## Testo del documento:
┌──

Economia di guerra o guerra economica?

La teleriunione di martedì sera, presenti 15 compagni, è iniziata con il commento di alcune notizie riguardanti gli scioperi in corso in varie parti del pianeta.

Solo nell'ultima settimana ci sono stati: uno sciopero nazionale in Ecuador indetto dalle comunità indigene; uno sciopero generale in Tunisia che ha visto la partecipazione di tre milioni di lavoratori; uno sciopero a Bruxelles che ha portato in piazza 70 mila manifestanti; il più importante sciopero negli ultimi trent'anni delle ferrovie in Gran Bretagna. Inoltre, è in fibrillazione tutto il settore della logistica, dai portuali tedeschi agli autotrasportatori sudcoreani.

└──

## Obiettivi:
**a)** Copia dal testo sugli scioperi la parte compresa tra "La teleriunione di" e "parti del pianeta.", estremi inclusi.
**b)** Prosegui il testo sugli scioperi a partire dal punto in cui si interrompe.

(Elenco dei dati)
┌──

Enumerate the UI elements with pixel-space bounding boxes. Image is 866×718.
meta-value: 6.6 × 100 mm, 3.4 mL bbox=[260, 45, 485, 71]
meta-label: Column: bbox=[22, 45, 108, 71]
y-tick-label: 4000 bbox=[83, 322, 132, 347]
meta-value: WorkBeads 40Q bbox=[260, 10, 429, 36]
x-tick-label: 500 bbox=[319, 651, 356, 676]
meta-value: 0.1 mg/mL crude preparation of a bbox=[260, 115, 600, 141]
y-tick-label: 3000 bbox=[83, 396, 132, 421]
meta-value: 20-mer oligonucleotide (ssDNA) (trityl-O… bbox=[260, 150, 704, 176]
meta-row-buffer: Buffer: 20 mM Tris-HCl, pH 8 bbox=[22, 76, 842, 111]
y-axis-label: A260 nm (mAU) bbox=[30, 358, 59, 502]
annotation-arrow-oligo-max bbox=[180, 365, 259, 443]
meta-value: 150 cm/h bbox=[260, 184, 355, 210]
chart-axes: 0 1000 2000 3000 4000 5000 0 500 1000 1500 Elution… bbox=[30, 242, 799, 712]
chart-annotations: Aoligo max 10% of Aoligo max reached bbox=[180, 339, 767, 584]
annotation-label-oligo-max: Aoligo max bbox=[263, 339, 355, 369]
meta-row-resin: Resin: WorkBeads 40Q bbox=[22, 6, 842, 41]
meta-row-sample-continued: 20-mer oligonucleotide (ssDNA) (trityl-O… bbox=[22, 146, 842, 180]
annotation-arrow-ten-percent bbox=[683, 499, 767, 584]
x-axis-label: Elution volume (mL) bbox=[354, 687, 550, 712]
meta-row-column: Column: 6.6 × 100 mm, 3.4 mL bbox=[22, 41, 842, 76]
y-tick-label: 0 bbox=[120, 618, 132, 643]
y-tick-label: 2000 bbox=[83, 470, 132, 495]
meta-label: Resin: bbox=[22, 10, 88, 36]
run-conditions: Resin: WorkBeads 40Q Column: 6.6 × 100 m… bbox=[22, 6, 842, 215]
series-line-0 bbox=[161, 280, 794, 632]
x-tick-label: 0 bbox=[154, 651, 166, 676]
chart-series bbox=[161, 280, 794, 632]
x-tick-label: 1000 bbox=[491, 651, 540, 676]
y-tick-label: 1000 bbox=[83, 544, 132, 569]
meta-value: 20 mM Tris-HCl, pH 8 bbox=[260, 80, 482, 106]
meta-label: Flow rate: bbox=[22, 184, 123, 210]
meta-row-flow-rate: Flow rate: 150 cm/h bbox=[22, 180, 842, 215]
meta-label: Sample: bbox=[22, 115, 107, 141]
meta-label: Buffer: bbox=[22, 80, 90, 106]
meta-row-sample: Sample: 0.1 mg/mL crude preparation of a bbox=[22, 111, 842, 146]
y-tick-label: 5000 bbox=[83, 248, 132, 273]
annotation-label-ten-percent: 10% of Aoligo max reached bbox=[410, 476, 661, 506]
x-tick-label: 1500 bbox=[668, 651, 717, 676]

└──

## Esiti dei compiti:
**a)**
La teleriunione di martedì sera, presenti 15 compagni, è iniziata con il commento di alcune notizie riguardanti gli scioperi in corso in varie parti del pianeta.

**b)**
Il filo rosso che lega queste mobilitazioni passa per l'aumento dei prezzi, il carovita, l'inflazione galoppante. Le odierne eruzioni sociali non sono propriamente dei movimenti e non possono riflettere altro che il motivo contingente che spinge in piazza le persone. Ma in un contesto di miseria assoluta crescente, vediamo crescere un senso di disagio profondo che mobilita sia coloro che hanno paura di perdere qualcosa, sia coloro che non hanno più nulla da perdere ("Rivolta contro la legge del valore").

Questo processo provoca contraccolpi sulla sovrastruttura politica borghese e rappresenta una chiave di lettura. Riguardo alle vicende politiche italiane, possiamo utilizzarlo per comprendere la dissoluzione del Movimento 5 Stelle.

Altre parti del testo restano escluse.